## start Materials provided

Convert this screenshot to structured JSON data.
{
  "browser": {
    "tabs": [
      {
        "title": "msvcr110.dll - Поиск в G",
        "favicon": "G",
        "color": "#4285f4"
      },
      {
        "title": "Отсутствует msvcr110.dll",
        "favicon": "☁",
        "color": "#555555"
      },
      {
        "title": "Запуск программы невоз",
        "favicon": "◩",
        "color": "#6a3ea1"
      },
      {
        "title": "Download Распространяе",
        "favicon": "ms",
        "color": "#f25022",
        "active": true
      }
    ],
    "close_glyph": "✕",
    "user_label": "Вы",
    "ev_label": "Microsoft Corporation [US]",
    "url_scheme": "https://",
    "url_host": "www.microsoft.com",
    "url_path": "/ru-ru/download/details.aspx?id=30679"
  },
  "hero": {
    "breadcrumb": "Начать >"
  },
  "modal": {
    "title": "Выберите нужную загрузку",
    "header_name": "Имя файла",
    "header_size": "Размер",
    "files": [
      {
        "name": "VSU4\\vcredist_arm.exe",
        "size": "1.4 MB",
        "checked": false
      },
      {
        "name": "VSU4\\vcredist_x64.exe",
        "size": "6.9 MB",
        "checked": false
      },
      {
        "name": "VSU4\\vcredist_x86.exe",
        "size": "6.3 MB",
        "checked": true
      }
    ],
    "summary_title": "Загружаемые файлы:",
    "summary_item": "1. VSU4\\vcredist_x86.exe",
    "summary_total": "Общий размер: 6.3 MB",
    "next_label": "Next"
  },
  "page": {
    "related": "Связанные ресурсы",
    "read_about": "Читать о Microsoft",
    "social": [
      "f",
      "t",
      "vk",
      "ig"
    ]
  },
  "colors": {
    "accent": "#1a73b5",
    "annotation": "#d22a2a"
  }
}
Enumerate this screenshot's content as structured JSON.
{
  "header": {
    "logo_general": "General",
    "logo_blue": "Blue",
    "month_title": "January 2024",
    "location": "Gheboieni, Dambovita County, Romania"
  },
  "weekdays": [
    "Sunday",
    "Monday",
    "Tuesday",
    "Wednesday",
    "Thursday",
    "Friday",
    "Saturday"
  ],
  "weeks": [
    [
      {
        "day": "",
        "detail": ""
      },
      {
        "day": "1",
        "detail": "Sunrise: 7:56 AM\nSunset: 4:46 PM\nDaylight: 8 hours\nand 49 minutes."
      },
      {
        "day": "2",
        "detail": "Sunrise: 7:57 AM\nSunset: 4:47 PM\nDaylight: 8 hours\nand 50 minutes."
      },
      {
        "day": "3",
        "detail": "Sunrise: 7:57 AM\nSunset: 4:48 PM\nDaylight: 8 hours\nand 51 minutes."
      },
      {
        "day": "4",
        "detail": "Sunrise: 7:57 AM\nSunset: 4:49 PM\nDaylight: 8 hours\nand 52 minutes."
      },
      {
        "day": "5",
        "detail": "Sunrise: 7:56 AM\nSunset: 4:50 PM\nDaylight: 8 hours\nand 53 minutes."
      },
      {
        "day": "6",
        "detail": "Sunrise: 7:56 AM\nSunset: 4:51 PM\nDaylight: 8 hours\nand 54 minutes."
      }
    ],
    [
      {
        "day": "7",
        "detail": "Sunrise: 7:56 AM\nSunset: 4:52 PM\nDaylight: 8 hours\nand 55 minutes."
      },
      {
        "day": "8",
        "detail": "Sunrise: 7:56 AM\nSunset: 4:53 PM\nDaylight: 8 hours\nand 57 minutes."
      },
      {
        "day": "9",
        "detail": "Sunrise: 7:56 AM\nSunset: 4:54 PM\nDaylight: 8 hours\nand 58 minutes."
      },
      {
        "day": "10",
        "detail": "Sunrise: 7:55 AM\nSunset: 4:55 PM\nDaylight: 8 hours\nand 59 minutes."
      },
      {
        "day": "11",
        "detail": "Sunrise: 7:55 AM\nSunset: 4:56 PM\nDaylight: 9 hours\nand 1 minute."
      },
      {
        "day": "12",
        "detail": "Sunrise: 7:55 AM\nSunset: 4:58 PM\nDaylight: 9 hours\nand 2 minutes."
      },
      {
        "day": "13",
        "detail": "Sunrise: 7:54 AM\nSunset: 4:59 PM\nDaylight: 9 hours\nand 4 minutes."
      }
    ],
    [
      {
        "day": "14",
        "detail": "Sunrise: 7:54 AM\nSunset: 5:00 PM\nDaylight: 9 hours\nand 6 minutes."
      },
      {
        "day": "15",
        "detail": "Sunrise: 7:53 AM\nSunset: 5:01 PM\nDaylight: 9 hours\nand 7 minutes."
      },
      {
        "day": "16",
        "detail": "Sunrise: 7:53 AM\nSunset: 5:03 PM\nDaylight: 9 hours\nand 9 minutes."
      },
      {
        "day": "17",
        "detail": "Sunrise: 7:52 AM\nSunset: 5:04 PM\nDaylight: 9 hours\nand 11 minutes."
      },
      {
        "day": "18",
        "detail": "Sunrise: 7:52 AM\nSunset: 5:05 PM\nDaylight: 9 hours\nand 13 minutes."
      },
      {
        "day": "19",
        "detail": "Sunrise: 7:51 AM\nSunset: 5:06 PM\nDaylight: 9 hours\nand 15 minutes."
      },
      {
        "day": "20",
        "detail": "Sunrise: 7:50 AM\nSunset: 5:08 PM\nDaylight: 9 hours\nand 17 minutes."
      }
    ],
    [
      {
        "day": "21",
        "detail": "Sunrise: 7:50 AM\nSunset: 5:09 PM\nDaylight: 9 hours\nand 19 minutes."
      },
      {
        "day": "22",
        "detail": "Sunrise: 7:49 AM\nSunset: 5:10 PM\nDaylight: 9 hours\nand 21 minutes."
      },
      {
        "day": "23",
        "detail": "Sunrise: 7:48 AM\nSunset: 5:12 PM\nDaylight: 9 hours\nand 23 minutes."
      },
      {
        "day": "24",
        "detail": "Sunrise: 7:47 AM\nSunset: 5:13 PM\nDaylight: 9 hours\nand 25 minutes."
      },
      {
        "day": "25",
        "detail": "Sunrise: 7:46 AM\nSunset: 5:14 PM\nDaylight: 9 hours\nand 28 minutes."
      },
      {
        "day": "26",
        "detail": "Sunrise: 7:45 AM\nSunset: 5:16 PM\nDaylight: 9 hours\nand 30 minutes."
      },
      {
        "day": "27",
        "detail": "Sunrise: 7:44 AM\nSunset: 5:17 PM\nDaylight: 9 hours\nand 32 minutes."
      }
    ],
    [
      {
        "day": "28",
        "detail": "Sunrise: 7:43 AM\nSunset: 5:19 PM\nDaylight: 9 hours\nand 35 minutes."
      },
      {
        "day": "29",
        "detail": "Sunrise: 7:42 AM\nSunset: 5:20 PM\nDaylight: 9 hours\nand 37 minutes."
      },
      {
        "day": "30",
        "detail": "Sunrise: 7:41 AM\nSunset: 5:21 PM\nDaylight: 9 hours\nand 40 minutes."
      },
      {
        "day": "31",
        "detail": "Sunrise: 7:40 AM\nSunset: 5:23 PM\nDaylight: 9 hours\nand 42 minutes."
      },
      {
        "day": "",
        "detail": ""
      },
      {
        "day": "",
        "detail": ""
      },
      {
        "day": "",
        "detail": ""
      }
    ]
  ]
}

## end Materials provided

Count the lines above in which the word "JSON" appears, then state only that count.

2